*** Records for processing ***
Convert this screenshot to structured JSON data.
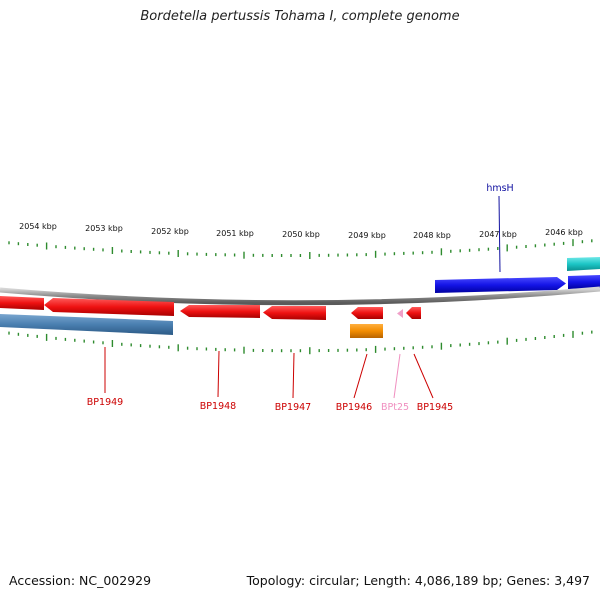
{
  "title": "Bordetella pertussis Tohama I, complete genome",
  "footer": {
    "accession": "Accession: NC_002929",
    "summary": "Topology: circular; Length: 4,086,189 bp; Genes: 3,497"
  },
  "kbp_labels": [
    "2054 kbp",
    "2053 kbp",
    "2052 kbp",
    "2051 kbp",
    "2050 kbp",
    "2049 kbp",
    "2048 kbp",
    "2047 kbp",
    "2046 kbp"
  ],
  "gene_labels": [
    {
      "text": "BP1949",
      "color": "#cc0000"
    },
    {
      "text": "BP1948",
      "color": "#cc0000"
    },
    {
      "text": "BP1947",
      "color": "#cc0000"
    },
    {
      "text": "BP1946",
      "color": "#cc0000"
    },
    {
      "text": "BPt25",
      "color": "#f090c0"
    },
    {
      "text": "BP1945",
      "color": "#cc0000"
    },
    {
      "text": "hmsH",
      "color": "#1010a0"
    }
  ],
  "colors": {
    "tick": "#2e8b2e",
    "backbone": "#8c8c8c",
    "cds_minus": "#ee1111",
    "cds_plus": "#1414e6",
    "gene_minus": "#4a7fb0",
    "trna": "#f0a0c8",
    "rrna_like": "#f28c00",
    "cyan_feature": "#1cc6c6"
  }
}
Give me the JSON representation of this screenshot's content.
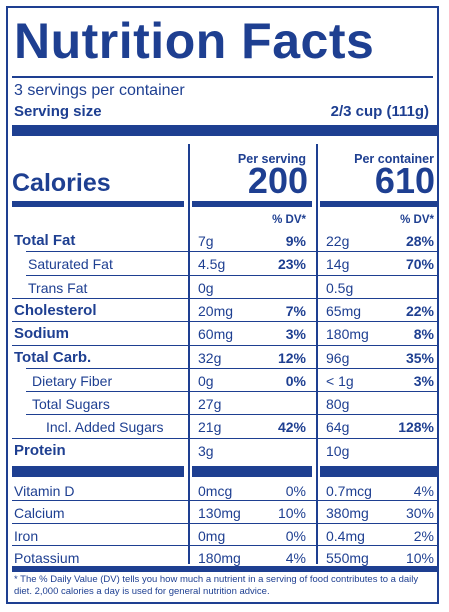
{
  "title": "Nutrition Facts",
  "servings_per_container": "3 servings per container",
  "serving_size_label": "Serving size",
  "serving_size_value": "2/3 cup (111g)",
  "headers": {
    "per_serving": "Per serving",
    "per_container": "Per container"
  },
  "calories": {
    "label": "Calories",
    "per_serving": "200",
    "per_container": "610"
  },
  "dv_header": "% DV*",
  "nutrients": [
    {
      "label": "Total Fat",
      "serving_amount": "7g",
      "serving_dv": "9%",
      "container_amount": "22g",
      "container_dv": "28%"
    },
    {
      "label": "Saturated Fat",
      "serving_amount": "4.5g",
      "serving_dv": "23%",
      "container_amount": "14g",
      "container_dv": "70%"
    },
    {
      "label": "Trans Fat",
      "serving_amount": "0g",
      "serving_dv": "",
      "container_amount": "0.5g",
      "container_dv": ""
    },
    {
      "label": "Cholesterol",
      "serving_amount": "20mg",
      "serving_dv": "7%",
      "container_amount": "65mg",
      "container_dv": "22%"
    },
    {
      "label": "Sodium",
      "serving_amount": "60mg",
      "serving_dv": "3%",
      "container_amount": "180mg",
      "container_dv": "8%"
    },
    {
      "label": "Total Carb.",
      "serving_amount": "32g",
      "serving_dv": "12%",
      "container_amount": "96g",
      "container_dv": "35%"
    },
    {
      "label": "Dietary Fiber",
      "serving_amount": "0g",
      "serving_dv": "0%",
      "container_amount": "< 1g",
      "container_dv": "3%"
    },
    {
      "label": "Total Sugars",
      "serving_amount": "27g",
      "serving_dv": "",
      "container_amount": "80g",
      "container_dv": ""
    },
    {
      "label": "Incl. Added Sugars",
      "serving_amount": "21g",
      "serving_dv": "42%",
      "container_amount": "64g",
      "container_dv": "128%"
    },
    {
      "label": "Protein",
      "serving_amount": "3g",
      "serving_dv": "",
      "container_amount": "10g",
      "container_dv": ""
    }
  ],
  "vitamins": [
    {
      "label": "Vitamin D",
      "serving_amount": "0mcg",
      "serving_dv": "0%",
      "container_amount": "0.7mcg",
      "container_dv": "4%"
    },
    {
      "label": "Calcium",
      "serving_amount": "130mg",
      "serving_dv": "10%",
      "container_amount": "380mg",
      "container_dv": "30%"
    },
    {
      "label": "Iron",
      "serving_amount": "0mg",
      "serving_dv": "0%",
      "container_amount": "0.4mg",
      "container_dv": "2%"
    },
    {
      "label": "Potassium",
      "serving_amount": "180mg",
      "serving_dv": "4%",
      "container_amount": "550mg",
      "container_dv": "10%"
    }
  ],
  "footnote": "* The % Daily Value (DV) tells you how much a nutrient in a serving of food contributes to a daily diet. 2,000 calories a day is used for general nutrition advice.",
  "colors": {
    "ink": "#1e3f91",
    "background": "#ffffff"
  }
}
*** End of Records for processing ***
■ How to complete this task
Return each line of the records above in which the word "screenshot" occurs.

■ Your response
Convert this screenshot to structured JSON data.
Give me the JSON representation of this screenshot's content.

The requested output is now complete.